Your instructions: Copy the listing exactly, from its first line up to and including the line with "paragraph xyxy=(62,1412,905,1472)".
== Data shown
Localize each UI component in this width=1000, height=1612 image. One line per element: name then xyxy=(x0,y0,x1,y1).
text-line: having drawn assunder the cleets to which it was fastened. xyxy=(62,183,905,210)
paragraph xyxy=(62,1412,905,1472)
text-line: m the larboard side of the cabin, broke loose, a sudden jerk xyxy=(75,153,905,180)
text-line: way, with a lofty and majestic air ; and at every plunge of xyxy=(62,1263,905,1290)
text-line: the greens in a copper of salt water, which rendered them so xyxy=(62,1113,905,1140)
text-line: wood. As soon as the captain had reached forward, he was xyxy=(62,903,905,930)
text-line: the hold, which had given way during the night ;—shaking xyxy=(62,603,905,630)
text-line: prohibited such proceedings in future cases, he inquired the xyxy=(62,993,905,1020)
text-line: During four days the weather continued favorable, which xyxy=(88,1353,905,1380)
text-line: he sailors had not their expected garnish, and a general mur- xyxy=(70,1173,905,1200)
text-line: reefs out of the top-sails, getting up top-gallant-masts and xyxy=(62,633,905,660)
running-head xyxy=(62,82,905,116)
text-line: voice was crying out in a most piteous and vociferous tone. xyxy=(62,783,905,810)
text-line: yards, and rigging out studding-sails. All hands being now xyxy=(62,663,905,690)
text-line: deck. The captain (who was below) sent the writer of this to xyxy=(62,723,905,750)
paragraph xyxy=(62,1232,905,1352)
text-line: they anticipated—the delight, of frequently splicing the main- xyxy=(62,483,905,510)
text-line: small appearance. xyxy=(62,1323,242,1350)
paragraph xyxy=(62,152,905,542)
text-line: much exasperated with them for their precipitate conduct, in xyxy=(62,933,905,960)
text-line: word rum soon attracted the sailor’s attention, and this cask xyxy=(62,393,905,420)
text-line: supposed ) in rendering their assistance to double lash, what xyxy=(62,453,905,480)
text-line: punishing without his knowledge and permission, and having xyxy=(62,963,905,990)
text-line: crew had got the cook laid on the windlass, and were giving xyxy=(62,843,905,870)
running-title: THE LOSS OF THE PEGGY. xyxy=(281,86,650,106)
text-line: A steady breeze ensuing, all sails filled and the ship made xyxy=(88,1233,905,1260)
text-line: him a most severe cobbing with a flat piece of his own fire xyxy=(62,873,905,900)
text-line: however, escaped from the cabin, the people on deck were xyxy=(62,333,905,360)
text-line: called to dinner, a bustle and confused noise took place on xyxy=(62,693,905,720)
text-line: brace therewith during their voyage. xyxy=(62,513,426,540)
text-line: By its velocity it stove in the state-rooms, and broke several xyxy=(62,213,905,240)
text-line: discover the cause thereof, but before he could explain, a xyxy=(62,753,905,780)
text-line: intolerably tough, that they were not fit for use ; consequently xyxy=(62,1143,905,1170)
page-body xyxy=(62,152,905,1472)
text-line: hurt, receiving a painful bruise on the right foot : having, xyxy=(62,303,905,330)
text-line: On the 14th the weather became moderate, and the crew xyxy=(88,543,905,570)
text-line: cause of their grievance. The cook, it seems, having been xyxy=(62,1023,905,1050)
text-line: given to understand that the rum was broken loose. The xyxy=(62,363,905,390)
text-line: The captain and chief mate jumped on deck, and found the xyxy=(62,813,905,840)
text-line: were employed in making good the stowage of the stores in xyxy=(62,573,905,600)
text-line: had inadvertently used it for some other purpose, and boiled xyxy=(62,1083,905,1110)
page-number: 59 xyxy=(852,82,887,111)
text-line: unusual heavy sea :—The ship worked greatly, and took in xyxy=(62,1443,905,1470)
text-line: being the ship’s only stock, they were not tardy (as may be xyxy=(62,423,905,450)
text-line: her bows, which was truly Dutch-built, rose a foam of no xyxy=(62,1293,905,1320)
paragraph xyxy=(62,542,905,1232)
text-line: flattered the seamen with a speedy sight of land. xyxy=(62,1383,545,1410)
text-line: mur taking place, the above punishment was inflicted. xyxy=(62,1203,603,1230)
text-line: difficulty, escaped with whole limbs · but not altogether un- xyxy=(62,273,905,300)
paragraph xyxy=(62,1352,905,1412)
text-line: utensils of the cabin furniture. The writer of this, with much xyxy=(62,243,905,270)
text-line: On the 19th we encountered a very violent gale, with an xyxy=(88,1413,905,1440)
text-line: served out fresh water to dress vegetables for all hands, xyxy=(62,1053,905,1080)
====
Result below:
Localize each UI component in this width=1000, height=1612 image. One line per element: name then xyxy=(x0,y0,x1,y1).
text-line: having drawn assunder the cleets to which it was fastened. xyxy=(62,183,905,210)
paragraph xyxy=(62,1412,905,1472)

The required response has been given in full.